=== Information provided ===
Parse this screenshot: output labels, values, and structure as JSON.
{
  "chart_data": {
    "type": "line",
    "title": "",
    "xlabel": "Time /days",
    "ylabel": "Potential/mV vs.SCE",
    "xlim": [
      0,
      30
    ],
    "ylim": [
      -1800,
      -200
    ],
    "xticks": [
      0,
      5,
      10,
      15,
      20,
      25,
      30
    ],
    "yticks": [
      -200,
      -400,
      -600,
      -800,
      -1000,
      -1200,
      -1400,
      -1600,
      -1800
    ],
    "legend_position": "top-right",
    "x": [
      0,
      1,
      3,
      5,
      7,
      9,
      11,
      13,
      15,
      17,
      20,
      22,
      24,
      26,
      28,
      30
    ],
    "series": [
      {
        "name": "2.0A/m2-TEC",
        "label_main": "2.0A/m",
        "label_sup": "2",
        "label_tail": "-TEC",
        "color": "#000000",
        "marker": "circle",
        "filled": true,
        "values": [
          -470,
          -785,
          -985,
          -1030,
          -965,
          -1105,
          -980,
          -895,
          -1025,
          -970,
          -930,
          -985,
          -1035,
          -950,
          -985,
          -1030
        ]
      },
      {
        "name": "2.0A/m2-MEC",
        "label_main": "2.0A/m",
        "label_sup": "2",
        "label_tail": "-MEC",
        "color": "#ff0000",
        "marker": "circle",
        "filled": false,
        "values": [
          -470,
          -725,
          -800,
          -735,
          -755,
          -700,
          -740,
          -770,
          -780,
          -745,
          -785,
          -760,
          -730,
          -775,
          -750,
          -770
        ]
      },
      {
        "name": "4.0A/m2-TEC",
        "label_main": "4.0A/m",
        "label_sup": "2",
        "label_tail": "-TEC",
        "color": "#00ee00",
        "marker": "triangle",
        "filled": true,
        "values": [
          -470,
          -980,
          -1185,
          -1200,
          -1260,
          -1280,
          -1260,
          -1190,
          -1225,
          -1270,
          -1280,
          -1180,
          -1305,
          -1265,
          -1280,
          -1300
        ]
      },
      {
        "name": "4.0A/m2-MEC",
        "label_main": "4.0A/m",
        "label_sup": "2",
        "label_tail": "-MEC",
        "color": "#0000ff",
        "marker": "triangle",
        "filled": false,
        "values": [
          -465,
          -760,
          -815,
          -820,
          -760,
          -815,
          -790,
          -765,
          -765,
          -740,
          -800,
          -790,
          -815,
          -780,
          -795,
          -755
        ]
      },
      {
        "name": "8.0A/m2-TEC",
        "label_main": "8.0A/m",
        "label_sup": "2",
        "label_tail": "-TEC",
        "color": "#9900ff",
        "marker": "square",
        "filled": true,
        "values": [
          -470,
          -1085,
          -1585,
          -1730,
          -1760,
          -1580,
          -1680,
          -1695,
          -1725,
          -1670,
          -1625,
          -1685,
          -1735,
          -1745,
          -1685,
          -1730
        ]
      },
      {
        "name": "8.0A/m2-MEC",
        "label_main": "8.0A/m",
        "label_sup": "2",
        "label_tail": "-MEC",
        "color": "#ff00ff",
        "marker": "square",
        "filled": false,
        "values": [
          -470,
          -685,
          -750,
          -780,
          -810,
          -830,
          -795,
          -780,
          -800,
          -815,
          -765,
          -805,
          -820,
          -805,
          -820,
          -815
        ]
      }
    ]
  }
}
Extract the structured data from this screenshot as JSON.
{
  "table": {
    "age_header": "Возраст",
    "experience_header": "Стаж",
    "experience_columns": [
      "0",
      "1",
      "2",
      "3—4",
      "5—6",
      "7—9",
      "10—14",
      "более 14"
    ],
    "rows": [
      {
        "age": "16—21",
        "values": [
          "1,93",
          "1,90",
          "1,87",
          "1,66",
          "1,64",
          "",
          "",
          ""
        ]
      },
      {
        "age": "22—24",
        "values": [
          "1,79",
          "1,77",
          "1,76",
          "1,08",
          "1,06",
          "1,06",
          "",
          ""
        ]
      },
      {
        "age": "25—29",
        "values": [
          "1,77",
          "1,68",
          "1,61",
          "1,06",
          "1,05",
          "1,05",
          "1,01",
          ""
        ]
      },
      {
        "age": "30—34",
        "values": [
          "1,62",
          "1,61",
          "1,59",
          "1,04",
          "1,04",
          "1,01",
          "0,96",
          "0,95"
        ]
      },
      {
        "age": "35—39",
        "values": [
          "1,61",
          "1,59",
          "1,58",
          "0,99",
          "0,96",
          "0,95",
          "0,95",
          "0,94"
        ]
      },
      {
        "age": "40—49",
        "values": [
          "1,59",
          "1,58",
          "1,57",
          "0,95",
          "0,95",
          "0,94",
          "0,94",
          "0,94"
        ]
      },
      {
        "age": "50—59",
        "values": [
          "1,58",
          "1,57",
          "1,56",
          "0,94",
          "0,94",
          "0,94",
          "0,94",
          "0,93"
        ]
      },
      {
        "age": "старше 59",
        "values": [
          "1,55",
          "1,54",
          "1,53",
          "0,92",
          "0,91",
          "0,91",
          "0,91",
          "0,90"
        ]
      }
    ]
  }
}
===
** Task description **
Output the data above exactly, please, line for line.

** Answer in full **
Parse this screenshot: output labels, values, and structure as JSON.
{
  "chart_data": {
    "type": "line",
    "title": "",
    "xlabel": "Time /days",
    "ylabel": "Potential/mV vs.SCE",
    "xlim": [
      0,
      30
    ],
    "ylim": [
      -1800,
      -200
    ],
    "xticks": [
      0,
      5,
      10,
      15,
      20,
      25,
      30
    ],
    "yticks": [
      -200,
      -400,
      -600,
      -800,
      -1000,
      -1200,
      -1400,
      -1600,
      -1800
    ],
    "legend_position": "top-right",
    "x": [
      0,
      1,
      3,
      5,
      7,
      9,
      11,
      13,
      15,
      17,
      20,
      22,
      24,
      26,
      28,
      30
    ],
    "series": [
      {
        "name": "2.0A/m2-TEC",
        "label_main": "2.0A/m",
        "label_sup": "2",
        "label_tail": "-TEC",
        "color": "#000000",
        "marker": "circle",
        "filled": true,
        "values": [
          -470,
          -785,
          -985,
          -1030,
          -965,
          -1105,
          -980,
          -895,
          -1025,
          -970,
          -930,
          -985,
          -1035,
          -950,
          -985,
          -1030
        ]
      },
      {
        "name": "2.0A/m2-MEC",
        "label_main": "2.0A/m",
        "label_sup": "2",
        "label_tail": "-MEC",
        "color": "#ff0000",
        "marker": "circle",
        "filled": false,
        "values": [
          -470,
          -725,
          -800,
          -735,
          -755,
          -700,
          -740,
          -770,
          -780,
          -745,
          -785,
          -760,
          -730,
          -775,
          -750,
          -770
        ]
      },
      {
        "name": "4.0A/m2-TEC",
        "label_main": "4.0A/m",
        "label_sup": "2",
        "label_tail": "-TEC",
        "color": "#00ee00",
        "marker": "triangle",
        "filled": true,
        "values": [
          -470,
          -980,
          -1185,
          -1200,
          -1260,
          -1280,
          -1260,
          -1190,
          -1225,
          -1270,
          -1280,
          -1180,
          -1305,
          -1265,
          -1280,
          -1300
        ]
      },
      {
        "name": "4.0A/m2-MEC",
        "label_main": "4.0A/m",
        "label_sup": "2",
        "label_tail": "-MEC",
        "color": "#0000ff",
        "marker": "triangle",
        "filled": false,
        "values": [
          -465,
          -760,
          -815,
          -820,
          -760,
          -815,
          -790,
          -765,
          -765,
          -740,
          -800,
          -790,
          -815,
          -780,
          -795,
          -755
        ]
      },
      {
        "name": "8.0A/m2-TEC",
        "label_main": "8.0A/m",
        "label_sup": "2",
        "label_tail": "-TEC",
        "color": "#9900ff",
        "marker": "square",
        "filled": true,
        "values": [
          -470,
          -1085,
          -1585,
          -1730,
          -1760,
          -1580,
          -1680,
          -1695,
          -1725,
          -1670,
          -1625,
          -1685,
          -1735,
          -1745,
          -1685,
          -1730
        ]
      },
      {
        "name": "8.0A/m2-MEC",
        "label_main": "8.0A/m",
        "label_sup": "2",
        "label_tail": "-MEC",
        "color": "#ff00ff",
        "marker": "square",
        "filled": false,
        "values": [
          -470,
          -685,
          -750,
          -780,
          -810,
          -830,
          -795,
          -780,
          -800,
          -815,
          -765,
          -805,
          -820,
          -805,
          -820,
          -815
        ]
      }
    ]
  }
}
Extract the structured data from this screenshot as JSON.
{
  "table": {
    "age_header": "Возраст",
    "experience_header": "Стаж",
    "experience_columns": [
      "0",
      "1",
      "2",
      "3—4",
      "5—6",
      "7—9",
      "10—14",
      "более 14"
    ],
    "rows": [
      {
        "age": "16—21",
        "values": [
          "1,93",
          "1,90",
          "1,87",
          "1,66",
          "1,64",
          "",
          "",
          ""
        ]
      },
      {
        "age": "22—24",
        "values": [
          "1,79",
          "1,77",
          "1,76",
          "1,08",
          "1,06",
          "1,06",
          "",
          ""
        ]
      },
      {
        "age": "25—29",
        "values": [
          "1,77",
          "1,68",
          "1,61",
          "1,06",
          "1,05",
          "1,05",
          "1,01",
          ""
        ]
      },
      {
        "age": "30—34",
        "values": [
          "1,62",
          "1,61",
          "1,59",
          "1,04",
          "1,04",
          "1,01",
          "0,96",
          "0,95"
        ]
      },
      {
        "age": "35—39",
        "values": [
          "1,61",
          "1,59",
          "1,58",
          "0,99",
          "0,96",
          "0,95",
          "0,95",
          "0,94"
        ]
      },
      {
        "age": "40—49",
        "values": [
          "1,59",
          "1,58",
          "1,57",
          "0,95",
          "0,95",
          "0,94",
          "0,94",
          "0,94"
        ]
      },
      {
        "age": "50—59",
        "values": [
          "1,58",
          "1,57",
          "1,56",
          "0,94",
          "0,94",
          "0,94",
          "0,94",
          "0,93"
        ]
      },
      {
        "age": "старше 59",
        "values": [
          "1,55",
          "1,54",
          "1,53",
          "0,92",
          "0,91",
          "0,91",
          "0,91",
          "0,90"
        ]
      }
    ]
  }
}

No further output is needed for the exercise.